_REQUIREMENT_: State how many lines hold the string "JSON". Give the number and nothing else.

_Recorded data_:

□ □ □ □ □

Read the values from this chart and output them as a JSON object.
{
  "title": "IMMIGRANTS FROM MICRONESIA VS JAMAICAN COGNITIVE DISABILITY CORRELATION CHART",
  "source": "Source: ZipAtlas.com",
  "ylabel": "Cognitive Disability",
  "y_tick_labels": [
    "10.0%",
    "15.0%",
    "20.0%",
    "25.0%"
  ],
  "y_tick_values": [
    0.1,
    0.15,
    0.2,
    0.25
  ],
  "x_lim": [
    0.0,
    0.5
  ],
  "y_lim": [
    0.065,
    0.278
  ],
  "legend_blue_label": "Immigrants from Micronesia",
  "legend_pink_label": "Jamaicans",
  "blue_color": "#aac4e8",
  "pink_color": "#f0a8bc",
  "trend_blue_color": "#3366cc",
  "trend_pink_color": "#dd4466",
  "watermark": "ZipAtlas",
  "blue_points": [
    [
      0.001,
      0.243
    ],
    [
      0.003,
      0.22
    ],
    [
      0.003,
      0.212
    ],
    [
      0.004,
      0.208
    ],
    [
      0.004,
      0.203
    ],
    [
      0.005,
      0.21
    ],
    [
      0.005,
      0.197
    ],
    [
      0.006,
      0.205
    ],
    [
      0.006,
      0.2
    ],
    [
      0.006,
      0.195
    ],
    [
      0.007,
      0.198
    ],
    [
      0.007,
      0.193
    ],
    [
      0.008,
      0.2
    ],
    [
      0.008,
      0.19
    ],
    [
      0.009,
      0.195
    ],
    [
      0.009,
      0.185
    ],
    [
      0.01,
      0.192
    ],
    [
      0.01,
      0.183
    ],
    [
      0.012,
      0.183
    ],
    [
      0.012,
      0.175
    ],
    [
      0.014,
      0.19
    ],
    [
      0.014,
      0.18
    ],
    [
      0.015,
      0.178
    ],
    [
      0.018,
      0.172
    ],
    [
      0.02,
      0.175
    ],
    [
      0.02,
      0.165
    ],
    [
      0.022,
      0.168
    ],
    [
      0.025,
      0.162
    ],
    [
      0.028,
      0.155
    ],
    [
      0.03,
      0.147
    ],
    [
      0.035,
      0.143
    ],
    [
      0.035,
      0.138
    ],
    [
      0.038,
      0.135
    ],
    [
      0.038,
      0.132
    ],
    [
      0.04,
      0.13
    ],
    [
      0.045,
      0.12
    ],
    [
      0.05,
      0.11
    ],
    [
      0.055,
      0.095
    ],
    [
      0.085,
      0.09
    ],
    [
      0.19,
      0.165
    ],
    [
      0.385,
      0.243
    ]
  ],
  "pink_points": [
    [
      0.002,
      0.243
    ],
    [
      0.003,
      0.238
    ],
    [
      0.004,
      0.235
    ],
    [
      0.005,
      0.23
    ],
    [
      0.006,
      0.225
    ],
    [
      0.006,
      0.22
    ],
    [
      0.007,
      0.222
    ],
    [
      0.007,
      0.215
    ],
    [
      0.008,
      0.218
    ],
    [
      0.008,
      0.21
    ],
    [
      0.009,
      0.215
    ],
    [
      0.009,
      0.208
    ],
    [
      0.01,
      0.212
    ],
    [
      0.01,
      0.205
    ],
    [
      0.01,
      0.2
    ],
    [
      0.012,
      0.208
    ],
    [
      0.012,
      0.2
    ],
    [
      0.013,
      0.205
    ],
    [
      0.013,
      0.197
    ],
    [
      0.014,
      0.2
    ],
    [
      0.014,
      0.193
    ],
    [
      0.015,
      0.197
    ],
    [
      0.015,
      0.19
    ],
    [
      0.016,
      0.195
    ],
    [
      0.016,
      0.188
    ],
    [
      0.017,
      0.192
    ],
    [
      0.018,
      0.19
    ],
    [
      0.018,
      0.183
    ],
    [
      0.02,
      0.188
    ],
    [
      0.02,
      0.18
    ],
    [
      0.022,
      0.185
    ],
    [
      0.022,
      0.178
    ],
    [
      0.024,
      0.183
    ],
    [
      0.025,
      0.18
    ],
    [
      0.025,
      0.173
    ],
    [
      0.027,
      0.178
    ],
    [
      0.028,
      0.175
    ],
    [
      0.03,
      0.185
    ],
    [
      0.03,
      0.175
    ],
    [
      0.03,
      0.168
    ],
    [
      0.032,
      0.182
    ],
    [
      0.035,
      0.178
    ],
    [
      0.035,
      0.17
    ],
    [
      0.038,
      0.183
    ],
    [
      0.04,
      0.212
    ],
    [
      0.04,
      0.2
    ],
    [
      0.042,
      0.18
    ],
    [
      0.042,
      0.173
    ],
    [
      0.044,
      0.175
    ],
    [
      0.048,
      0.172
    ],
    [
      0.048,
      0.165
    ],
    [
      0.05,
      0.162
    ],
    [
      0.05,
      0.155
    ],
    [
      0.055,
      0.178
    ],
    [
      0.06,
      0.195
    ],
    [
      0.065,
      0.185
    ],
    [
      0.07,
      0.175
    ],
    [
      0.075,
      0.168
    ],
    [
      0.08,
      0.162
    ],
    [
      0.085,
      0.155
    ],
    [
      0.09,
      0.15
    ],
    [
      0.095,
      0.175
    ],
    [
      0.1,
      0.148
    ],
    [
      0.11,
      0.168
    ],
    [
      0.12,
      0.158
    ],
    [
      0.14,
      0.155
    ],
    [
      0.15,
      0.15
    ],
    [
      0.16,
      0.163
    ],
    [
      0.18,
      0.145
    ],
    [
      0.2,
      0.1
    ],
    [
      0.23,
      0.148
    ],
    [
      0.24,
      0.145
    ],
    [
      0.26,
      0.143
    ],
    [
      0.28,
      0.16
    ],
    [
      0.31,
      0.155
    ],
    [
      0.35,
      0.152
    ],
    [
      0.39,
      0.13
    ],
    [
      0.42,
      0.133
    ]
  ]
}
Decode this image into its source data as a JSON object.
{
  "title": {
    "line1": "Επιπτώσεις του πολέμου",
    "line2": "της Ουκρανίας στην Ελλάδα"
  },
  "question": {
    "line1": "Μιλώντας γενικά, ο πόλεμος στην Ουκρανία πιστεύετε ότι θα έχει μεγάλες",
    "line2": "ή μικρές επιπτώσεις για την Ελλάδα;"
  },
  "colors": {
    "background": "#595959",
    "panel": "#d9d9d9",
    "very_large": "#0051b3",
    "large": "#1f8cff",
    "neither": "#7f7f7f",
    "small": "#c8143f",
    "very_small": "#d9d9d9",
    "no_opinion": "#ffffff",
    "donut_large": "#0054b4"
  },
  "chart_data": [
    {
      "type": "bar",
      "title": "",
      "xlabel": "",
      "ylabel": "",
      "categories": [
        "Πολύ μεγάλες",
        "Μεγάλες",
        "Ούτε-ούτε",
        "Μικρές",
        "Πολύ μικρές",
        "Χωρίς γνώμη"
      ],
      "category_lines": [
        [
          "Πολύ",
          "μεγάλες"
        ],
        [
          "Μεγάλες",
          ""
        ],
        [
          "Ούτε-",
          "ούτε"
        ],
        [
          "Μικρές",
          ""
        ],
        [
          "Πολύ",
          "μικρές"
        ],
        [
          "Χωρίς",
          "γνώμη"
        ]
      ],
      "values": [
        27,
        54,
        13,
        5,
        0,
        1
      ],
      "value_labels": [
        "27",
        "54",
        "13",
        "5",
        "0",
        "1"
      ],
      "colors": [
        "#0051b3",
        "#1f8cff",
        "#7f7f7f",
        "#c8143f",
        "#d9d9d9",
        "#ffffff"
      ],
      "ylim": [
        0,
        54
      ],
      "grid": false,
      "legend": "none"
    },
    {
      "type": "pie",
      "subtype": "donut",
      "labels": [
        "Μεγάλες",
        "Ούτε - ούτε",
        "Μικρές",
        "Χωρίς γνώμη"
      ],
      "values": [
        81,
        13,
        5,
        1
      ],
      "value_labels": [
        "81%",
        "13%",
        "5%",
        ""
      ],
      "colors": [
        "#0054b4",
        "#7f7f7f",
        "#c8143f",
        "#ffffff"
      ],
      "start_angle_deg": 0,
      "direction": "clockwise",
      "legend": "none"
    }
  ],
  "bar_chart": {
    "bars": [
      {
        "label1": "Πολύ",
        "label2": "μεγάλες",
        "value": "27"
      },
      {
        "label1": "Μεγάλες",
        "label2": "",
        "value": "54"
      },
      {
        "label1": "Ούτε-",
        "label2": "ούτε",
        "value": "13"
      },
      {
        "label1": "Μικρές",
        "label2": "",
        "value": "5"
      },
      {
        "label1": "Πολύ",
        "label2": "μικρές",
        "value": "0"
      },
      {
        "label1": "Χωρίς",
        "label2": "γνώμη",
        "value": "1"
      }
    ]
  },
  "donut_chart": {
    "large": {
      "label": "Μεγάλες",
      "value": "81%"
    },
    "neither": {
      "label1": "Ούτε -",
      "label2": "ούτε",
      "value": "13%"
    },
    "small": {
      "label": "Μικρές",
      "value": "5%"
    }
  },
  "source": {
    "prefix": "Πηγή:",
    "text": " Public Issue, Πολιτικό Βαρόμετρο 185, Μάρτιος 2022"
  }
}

□ □ □ □ □

_ANSWER IN FULL_: 2